Data excerpts:
Start
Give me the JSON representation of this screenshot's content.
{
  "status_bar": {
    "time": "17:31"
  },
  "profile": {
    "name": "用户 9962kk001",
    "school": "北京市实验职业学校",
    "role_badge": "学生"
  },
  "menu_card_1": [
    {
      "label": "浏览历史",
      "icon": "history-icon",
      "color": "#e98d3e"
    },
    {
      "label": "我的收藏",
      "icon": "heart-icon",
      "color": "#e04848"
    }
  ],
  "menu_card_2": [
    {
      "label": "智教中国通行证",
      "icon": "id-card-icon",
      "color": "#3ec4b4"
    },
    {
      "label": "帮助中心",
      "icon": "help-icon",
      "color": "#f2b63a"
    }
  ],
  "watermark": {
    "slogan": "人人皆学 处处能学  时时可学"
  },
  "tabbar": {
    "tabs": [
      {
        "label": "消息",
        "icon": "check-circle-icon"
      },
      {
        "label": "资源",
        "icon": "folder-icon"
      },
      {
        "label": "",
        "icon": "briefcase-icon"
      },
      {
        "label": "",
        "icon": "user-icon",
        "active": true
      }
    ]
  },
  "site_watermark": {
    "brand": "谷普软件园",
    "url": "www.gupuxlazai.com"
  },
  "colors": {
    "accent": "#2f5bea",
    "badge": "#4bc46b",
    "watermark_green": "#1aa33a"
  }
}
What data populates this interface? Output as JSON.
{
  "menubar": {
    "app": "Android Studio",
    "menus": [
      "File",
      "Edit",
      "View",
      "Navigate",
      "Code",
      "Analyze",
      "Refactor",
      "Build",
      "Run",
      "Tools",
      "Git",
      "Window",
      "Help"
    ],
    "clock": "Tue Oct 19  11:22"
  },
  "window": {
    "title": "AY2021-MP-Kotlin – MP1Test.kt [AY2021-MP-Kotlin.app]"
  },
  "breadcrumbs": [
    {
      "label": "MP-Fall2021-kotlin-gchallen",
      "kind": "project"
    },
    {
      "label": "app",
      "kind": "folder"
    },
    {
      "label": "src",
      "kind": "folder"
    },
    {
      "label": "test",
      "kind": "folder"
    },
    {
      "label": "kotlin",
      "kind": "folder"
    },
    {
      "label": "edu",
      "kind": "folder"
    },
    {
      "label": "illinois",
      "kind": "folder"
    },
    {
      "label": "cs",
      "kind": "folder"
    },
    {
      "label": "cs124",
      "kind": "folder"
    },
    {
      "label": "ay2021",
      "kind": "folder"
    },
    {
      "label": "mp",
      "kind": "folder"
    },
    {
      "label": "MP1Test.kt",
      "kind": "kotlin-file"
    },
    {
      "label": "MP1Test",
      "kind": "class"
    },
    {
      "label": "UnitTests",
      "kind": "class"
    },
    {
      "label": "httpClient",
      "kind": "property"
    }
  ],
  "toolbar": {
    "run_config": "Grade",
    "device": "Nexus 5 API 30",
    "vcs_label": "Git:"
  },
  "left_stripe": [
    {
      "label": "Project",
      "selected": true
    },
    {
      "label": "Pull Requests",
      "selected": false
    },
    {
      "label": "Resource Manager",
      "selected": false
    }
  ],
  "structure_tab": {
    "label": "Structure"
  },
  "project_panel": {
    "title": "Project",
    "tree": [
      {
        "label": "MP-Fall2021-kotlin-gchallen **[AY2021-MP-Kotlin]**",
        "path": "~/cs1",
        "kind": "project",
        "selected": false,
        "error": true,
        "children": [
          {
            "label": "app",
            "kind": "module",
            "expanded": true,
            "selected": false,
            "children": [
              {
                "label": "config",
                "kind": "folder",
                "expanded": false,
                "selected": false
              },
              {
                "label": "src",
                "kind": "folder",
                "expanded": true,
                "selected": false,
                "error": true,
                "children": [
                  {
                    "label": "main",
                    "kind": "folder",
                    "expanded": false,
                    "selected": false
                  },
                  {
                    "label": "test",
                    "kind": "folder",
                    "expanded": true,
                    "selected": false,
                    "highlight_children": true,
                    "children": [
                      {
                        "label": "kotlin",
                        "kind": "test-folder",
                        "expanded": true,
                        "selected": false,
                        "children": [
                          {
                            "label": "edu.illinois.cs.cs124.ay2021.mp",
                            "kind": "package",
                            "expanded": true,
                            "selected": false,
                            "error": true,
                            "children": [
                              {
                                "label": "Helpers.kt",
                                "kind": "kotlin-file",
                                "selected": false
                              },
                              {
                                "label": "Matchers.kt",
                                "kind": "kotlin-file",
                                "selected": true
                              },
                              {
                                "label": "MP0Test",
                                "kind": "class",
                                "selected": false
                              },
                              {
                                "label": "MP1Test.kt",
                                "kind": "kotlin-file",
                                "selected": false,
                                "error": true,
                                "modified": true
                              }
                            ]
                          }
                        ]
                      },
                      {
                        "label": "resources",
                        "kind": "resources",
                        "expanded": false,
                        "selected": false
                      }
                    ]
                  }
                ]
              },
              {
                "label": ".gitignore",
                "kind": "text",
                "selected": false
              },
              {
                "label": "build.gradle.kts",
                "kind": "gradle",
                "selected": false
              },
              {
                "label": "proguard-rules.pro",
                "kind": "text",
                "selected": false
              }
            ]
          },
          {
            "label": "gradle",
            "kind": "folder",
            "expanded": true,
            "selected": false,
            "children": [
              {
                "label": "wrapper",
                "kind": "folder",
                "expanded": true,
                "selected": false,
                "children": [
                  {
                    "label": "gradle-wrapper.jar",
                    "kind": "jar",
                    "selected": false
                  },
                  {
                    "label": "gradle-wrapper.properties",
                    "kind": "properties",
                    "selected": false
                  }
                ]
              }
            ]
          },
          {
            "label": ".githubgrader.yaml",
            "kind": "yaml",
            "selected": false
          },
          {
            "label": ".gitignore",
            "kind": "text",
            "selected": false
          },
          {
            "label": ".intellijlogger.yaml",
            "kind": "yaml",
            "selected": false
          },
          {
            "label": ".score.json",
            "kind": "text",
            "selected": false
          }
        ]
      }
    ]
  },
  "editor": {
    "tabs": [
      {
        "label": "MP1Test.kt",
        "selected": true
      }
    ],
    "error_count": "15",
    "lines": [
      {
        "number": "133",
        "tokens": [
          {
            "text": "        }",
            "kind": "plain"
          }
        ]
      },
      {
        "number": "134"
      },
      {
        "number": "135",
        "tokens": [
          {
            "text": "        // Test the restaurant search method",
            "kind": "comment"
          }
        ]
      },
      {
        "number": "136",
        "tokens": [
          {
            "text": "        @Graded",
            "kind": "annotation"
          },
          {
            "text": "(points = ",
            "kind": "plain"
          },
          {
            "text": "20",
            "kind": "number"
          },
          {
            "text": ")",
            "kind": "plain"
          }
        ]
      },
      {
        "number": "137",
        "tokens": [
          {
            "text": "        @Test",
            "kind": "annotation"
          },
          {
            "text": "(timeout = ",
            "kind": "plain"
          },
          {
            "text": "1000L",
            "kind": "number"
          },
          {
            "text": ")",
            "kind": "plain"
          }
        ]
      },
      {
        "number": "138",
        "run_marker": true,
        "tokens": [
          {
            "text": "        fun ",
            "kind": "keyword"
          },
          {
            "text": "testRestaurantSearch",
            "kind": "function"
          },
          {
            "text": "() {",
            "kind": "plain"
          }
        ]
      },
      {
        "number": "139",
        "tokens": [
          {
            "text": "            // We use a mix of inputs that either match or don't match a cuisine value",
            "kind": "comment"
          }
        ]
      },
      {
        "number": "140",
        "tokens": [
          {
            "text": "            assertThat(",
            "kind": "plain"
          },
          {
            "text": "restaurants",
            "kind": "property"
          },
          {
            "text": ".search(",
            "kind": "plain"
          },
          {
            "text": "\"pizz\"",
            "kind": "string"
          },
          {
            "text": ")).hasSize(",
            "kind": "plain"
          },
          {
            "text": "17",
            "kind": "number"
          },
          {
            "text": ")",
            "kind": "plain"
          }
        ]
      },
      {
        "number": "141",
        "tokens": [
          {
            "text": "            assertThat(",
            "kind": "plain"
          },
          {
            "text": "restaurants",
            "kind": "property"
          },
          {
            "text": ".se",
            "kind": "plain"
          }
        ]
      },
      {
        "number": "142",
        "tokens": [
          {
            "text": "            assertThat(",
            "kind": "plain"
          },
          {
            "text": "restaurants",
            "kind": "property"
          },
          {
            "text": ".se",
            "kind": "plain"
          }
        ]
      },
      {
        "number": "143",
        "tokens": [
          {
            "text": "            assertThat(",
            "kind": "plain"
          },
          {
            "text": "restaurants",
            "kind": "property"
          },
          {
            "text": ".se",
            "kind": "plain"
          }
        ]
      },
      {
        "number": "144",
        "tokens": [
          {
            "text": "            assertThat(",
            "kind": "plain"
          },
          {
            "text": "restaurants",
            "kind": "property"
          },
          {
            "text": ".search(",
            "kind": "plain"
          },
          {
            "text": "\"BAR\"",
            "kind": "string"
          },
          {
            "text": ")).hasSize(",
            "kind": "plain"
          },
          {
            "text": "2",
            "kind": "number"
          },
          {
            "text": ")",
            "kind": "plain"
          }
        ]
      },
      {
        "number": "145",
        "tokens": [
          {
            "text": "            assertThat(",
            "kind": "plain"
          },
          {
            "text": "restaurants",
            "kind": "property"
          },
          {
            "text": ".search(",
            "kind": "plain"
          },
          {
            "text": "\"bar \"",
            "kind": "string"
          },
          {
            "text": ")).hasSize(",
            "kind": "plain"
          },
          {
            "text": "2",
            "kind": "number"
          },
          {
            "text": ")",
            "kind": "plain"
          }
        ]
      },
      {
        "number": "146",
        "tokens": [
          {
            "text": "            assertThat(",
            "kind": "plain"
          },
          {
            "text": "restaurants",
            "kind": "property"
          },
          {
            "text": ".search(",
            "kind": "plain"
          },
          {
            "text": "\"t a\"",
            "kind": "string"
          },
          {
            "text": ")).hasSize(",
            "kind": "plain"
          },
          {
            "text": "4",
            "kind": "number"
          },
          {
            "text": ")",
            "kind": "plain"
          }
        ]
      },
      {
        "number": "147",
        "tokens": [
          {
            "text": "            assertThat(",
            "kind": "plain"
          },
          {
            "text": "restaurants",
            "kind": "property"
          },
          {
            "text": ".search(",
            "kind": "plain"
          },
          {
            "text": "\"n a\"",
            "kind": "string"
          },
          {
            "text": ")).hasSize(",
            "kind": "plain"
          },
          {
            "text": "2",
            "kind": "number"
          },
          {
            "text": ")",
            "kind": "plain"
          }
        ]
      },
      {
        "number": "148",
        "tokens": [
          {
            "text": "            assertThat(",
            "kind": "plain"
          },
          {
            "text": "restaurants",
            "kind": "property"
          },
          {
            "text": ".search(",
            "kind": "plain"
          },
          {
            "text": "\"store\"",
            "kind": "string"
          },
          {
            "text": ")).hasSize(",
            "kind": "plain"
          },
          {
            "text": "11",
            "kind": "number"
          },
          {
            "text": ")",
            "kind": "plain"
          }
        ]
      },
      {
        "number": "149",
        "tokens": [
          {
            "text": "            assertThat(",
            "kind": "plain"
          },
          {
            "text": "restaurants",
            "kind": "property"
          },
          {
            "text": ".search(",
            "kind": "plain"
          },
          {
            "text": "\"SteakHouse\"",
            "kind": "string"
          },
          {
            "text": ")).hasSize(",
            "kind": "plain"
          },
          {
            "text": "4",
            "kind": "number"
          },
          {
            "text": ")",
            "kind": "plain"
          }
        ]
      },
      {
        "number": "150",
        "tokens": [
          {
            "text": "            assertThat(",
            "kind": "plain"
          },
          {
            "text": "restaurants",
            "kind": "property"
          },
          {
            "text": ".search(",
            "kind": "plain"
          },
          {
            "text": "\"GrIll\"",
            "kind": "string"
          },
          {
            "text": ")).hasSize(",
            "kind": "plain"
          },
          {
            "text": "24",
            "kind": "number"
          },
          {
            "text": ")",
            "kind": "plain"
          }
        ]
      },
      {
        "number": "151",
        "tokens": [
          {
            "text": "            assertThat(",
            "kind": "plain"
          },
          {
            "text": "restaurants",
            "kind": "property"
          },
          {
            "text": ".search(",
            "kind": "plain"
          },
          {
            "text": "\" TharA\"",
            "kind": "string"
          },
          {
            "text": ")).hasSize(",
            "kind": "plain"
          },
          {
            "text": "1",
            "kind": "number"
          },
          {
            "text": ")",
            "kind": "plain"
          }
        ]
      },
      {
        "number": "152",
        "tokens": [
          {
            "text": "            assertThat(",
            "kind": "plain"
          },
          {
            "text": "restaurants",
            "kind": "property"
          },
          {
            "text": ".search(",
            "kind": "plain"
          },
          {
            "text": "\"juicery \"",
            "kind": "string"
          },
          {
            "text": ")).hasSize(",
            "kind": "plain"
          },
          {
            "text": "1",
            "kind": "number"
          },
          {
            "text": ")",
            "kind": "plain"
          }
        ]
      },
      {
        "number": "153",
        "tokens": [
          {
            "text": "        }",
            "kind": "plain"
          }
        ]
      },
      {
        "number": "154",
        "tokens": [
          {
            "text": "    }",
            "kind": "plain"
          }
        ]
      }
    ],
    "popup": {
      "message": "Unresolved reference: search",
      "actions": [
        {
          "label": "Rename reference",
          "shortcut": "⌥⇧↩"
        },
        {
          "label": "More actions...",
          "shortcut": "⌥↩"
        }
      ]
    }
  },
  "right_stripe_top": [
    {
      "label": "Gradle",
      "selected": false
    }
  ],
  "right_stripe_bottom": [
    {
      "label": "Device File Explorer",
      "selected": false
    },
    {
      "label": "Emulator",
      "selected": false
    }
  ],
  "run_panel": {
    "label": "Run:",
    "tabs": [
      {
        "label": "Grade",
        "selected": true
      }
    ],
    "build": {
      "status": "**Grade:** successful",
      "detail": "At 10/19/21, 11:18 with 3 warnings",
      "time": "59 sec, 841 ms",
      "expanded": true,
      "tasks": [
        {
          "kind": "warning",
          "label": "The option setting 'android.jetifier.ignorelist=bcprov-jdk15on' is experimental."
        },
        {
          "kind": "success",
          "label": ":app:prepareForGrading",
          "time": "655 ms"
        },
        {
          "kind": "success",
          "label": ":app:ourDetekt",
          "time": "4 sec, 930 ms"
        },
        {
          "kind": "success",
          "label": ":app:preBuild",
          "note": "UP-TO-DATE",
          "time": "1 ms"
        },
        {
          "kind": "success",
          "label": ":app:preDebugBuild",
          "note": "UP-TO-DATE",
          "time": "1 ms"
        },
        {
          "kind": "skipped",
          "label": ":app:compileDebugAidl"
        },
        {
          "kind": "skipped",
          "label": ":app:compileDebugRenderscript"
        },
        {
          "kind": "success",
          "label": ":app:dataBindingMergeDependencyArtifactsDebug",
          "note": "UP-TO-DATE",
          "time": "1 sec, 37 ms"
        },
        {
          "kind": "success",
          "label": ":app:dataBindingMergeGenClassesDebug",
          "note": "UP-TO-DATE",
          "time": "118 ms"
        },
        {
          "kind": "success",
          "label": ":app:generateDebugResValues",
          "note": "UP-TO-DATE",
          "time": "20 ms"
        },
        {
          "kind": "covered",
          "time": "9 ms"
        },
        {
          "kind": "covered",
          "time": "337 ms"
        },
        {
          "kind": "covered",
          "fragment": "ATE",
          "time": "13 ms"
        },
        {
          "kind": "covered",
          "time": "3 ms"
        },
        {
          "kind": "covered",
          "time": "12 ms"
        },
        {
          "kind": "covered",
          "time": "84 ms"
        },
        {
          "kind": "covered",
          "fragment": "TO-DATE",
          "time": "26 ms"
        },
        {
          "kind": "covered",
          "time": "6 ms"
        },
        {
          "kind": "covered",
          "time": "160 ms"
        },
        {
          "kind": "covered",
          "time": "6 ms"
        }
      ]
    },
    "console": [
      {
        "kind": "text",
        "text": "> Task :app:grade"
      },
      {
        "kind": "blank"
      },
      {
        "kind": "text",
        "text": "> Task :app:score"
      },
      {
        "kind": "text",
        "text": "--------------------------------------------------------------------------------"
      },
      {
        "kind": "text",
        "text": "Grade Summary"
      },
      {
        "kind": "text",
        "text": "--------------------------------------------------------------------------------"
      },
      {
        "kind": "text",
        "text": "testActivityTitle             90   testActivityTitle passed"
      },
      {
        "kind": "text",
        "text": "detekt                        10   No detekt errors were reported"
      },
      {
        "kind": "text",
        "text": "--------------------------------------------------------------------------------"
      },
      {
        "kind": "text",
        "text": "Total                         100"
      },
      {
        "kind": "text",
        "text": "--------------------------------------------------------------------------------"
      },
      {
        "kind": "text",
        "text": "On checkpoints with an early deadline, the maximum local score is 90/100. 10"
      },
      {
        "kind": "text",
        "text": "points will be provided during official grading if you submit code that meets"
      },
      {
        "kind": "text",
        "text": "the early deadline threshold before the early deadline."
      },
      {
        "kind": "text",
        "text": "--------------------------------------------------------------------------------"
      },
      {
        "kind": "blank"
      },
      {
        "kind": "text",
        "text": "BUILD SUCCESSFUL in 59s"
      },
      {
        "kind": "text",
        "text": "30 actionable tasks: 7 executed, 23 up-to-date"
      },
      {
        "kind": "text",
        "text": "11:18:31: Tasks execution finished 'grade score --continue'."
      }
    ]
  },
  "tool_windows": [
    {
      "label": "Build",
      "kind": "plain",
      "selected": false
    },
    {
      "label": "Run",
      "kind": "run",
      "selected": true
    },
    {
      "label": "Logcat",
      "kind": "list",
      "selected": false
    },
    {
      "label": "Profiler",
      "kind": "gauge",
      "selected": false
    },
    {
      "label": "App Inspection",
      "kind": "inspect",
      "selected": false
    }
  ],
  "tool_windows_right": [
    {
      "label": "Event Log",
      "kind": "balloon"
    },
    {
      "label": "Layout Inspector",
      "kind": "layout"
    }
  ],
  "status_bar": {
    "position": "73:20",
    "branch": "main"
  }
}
End
== Exercise directions ==
In the records above, find each line with the word "score" and copy it.

== Answer ==
            "label": ".score.json",
        "text": "> Task :app:score"
        "text": "On checkpoints with an early deadline, the maximum local score is 90/100. 10"
        "text": "11:18:31: Tasks execution finished 'grade score --continue'."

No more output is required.